* Written problem: Check each line of the entries below for the string "from"; copy every line where it appears.

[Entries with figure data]
┏━━
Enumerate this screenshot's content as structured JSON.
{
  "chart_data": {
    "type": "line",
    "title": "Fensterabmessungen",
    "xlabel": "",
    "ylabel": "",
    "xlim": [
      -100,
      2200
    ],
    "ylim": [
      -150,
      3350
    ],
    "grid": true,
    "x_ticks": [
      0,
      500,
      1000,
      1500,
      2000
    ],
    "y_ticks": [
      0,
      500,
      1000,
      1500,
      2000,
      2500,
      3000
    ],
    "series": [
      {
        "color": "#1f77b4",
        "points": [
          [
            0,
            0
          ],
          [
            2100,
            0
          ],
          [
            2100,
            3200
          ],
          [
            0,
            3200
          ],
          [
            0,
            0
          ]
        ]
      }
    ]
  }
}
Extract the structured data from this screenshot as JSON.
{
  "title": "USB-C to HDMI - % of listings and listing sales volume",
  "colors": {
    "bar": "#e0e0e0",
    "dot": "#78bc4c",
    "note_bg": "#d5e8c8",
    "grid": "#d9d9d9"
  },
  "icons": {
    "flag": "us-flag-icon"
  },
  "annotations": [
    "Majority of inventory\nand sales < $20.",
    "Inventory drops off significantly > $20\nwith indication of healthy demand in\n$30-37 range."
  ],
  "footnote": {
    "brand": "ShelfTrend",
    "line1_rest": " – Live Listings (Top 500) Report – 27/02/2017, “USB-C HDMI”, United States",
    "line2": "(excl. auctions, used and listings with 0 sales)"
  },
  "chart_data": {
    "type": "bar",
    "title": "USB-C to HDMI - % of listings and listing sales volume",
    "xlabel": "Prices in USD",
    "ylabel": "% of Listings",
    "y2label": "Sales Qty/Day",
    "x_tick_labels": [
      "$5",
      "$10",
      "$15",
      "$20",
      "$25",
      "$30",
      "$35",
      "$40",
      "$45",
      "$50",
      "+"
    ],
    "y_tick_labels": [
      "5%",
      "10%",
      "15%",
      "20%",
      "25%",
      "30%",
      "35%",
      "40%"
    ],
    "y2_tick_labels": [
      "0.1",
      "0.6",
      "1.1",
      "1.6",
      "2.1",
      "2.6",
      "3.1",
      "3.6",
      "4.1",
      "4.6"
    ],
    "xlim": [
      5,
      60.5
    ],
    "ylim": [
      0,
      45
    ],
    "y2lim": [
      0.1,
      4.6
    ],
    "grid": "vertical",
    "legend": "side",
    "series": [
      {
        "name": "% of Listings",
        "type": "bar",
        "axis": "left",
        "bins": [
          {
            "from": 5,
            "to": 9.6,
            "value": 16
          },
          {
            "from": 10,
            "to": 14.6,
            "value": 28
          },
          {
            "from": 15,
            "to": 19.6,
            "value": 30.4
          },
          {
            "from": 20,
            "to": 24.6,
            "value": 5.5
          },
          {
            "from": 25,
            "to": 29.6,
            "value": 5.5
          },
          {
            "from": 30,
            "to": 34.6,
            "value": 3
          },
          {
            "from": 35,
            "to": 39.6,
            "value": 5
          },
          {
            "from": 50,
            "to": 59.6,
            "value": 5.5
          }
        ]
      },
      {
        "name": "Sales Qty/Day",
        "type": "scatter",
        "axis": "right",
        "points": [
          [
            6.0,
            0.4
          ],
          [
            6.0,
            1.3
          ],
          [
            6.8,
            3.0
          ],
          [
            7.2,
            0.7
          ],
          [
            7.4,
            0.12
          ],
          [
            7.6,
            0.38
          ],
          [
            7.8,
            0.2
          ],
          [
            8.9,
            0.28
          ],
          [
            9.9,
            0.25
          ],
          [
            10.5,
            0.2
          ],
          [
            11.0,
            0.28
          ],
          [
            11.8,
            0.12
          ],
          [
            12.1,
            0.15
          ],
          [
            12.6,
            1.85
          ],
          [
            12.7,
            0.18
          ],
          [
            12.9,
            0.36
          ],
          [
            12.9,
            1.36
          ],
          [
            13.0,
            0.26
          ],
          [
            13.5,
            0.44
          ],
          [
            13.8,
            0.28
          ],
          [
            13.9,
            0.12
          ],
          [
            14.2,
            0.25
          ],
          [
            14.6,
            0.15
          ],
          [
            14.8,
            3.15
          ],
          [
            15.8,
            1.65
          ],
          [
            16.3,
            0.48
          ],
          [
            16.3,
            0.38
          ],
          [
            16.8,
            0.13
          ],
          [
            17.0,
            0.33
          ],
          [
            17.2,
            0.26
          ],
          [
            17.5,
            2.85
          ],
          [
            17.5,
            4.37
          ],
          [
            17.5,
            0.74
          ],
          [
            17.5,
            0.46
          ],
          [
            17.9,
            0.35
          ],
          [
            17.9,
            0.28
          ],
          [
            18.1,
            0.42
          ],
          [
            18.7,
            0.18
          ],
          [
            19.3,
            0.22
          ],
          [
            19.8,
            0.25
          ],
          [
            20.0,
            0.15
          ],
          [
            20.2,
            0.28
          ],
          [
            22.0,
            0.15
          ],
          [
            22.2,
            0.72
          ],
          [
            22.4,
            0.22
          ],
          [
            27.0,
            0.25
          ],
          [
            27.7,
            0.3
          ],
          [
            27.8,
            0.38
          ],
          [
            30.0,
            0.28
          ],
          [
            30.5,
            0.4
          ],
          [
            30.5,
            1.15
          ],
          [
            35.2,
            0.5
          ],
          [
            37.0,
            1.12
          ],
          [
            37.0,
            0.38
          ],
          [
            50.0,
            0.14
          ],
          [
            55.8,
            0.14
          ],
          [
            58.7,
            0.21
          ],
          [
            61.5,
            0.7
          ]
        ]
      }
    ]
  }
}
┗━━
* Completed task:
Extract the structured data from this screenshot as JSON.
            "from": 5,
            "from": 10,
            "from": 15,
            "from": 20,
            "from": 25,
            "from": 30,
            "from": 35,
            "from": 50,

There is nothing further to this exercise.